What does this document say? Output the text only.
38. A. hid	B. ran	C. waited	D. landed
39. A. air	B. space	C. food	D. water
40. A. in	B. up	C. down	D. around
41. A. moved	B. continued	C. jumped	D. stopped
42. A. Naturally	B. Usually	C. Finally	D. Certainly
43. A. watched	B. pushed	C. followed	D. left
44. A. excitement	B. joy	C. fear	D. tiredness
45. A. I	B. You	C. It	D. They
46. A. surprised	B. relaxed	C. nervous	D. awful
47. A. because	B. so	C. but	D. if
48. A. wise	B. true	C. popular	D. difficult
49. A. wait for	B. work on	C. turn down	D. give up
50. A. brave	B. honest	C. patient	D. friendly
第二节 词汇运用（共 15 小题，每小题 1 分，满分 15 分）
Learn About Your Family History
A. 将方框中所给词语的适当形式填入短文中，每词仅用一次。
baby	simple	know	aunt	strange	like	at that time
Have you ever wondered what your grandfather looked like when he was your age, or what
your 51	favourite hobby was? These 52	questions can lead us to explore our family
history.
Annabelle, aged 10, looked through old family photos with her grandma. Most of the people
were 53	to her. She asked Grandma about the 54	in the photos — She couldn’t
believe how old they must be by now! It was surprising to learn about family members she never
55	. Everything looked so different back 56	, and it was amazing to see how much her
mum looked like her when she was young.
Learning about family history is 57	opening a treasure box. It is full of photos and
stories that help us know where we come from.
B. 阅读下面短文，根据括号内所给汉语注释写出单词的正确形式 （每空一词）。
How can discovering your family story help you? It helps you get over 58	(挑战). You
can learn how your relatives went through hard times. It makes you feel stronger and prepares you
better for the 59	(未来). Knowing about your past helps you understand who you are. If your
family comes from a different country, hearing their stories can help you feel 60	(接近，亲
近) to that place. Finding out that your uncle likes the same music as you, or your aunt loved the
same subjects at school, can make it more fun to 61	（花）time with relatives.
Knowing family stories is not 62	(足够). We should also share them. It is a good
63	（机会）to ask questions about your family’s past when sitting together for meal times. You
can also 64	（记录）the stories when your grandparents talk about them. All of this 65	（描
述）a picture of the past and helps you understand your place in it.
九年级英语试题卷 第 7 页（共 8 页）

○ ○ ○ ○ ○ ○ ○

Objective | The records above should be restated word for word, please.

Task output |
What does this document say? Output the text only.
38. A. hid	B. ran	C. waited	D. landed
39. A. air	B. space	C. food	D. water
40. A. in	B. up	C. down	D. around
41. A. moved	B. continued	C. jumped	D. stopped
42. A. Naturally	B. Usually	C. Finally	D. Certainly
43. A. watched	B. pushed	C. followed	D. left
44. A. excitement	B. joy	C. fear	D. tiredness
45. A. I	B. You	C. It	D. They
46. A. surprised	B. relaxed	C. nervous	D. awful
47. A. because	B. so	C. but	D. if
48. A. wise	B. true	C. popular	D. difficult
49. A. wait for	B. work on	C. turn down	D. give up
50. A. brave	B. honest	C. patient	D. friendly
第二节 词汇运用（共 15 小题，每小题 1 分，满分 15 分）
Learn About Your Family History
A. 将方框中所给词语的适当形式填入短文中，每词仅用一次。
baby	simple	know	aunt	strange	like	at that time
Have you ever wondered what your grandfather looked like when he was your age, or what
your 51	favourite hobby was? These 52	questions can lead us to explore our family
history.
Annabelle, aged 10, looked through old family photos with her grandma. Most of the people
were 53	to her. She asked Grandma about the 54	in the photos — She couldn’t
believe how old they must be by now! It was surprising to learn about family members she never
55	. Everything looked so different back 56	, and it was amazing to see how much her
mum looked like her when she was young.
Learning about family history is 57	opening a treasure box. It is full of photos and
stories that help us know where we come from.
B. 阅读下面短文，根据括号内所给汉语注释写出单词的正确形式 （每空一词）。
How can discovering your family story help you? It helps you get over 58	(挑战). You
can learn how your relatives went through hard times. It makes you feel stronger and prepares you
better for the 59	(未来). Knowing about your past helps you understand who you are. If your
family comes from a different country, hearing their stories can help you feel 60	(接近，亲
近) to that place. Finding out that your uncle likes the same music as you, or your aunt loved the
same subjects at school, can make it more fun to 61	（花）time with relatives.
Knowing family stories is not 62	(足够). We should also share them. It is a good
63	（机会）to ask questions about your family’s past when sitting together for meal times. You
can also 64	（记录）the stories when your grandparents talk about them. All of this 65	（描
述）a picture of the past and helps you understand your place in it.
九年级英语试题卷 第 7 页（共 8 页）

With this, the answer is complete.